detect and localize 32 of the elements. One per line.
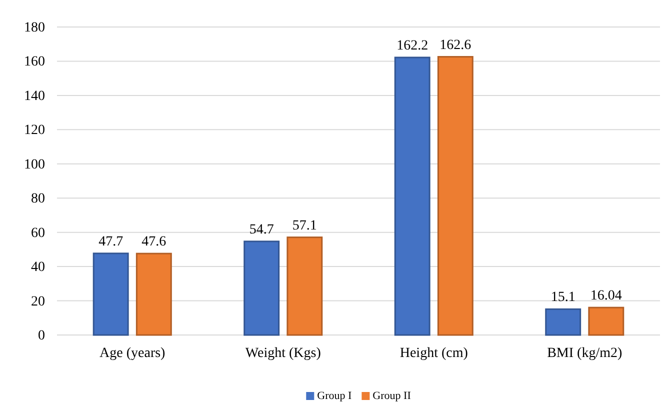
bar bbox=[545, 308, 582, 336]
bar bbox=[588, 306, 624, 336]
bar bbox=[394, 56, 430, 336]
data-label: 47.6 bbox=[142, 234, 166, 250]
y-tick-label: 120 bbox=[24, 123, 45, 138]
data-label: 57.1 bbox=[292, 218, 317, 234]
bar bbox=[244, 240, 280, 336]
data-label: 162.2 bbox=[396, 38, 428, 54]
bar bbox=[92, 252, 129, 336]
y-tick-label: 60 bbox=[31, 226, 45, 241]
y-tick-label: 0 bbox=[38, 328, 45, 344]
x-tick-label: Age (years) bbox=[100, 346, 166, 361]
x-tick-label: BMI (kg/m2) bbox=[547, 346, 622, 361]
data-label: 162.6 bbox=[440, 38, 472, 53]
data-label: 54.7 bbox=[249, 222, 274, 238]
data-label: 15.1 bbox=[550, 290, 576, 306]
y-tick-label: 40 bbox=[31, 260, 45, 276]
y-tick-label: 140 bbox=[24, 88, 45, 104]
x-tick-label: Height (cm) bbox=[400, 346, 468, 361]
y-tick-label: 80 bbox=[31, 192, 45, 207]
bar bbox=[286, 236, 323, 336]
y-tick-label: 100 bbox=[24, 157, 45, 172]
y-tick-label: 180 bbox=[24, 20, 45, 36]
x-tick-label: Weight (Kgs) bbox=[245, 346, 322, 361]
data-label: 16.04 bbox=[590, 288, 622, 304]
y-tick-label: 20 bbox=[31, 294, 45, 310]
bar bbox=[136, 252, 172, 336]
legend-label: Group II bbox=[372, 390, 412, 402]
y-tick-label: 160 bbox=[24, 54, 45, 70]
legend-label: Group I bbox=[317, 390, 352, 402]
bar bbox=[437, 56, 474, 336]
data-label: 47.7 bbox=[98, 234, 124, 250]
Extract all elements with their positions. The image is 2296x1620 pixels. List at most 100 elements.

#### STATED PROBLEM:
Copy out the entries from the line with "bar bbox=[545, 308, 582, 336]" up to and including the line with "data-label: 162.6 bbox=[440, 38, 472, 53]".

#### EXERCISE RESPONSE:
bar bbox=[545, 308, 582, 336]
bar bbox=[588, 306, 624, 336]
bar bbox=[394, 56, 430, 336]
data-label: 47.6 bbox=[142, 234, 166, 250]
y-tick-label: 120 bbox=[24, 123, 45, 138]
data-label: 57.1 bbox=[292, 218, 317, 234]
bar bbox=[244, 240, 280, 336]
data-label: 162.2 bbox=[396, 38, 428, 54]
bar bbox=[92, 252, 129, 336]
y-tick-label: 60 bbox=[31, 226, 45, 241]
y-tick-label: 0 bbox=[38, 328, 45, 344]
x-tick-label: Age (years) bbox=[100, 346, 166, 361]
x-tick-label: BMI (kg/m2) bbox=[547, 346, 622, 361]
data-label: 162.6 bbox=[440, 38, 472, 53]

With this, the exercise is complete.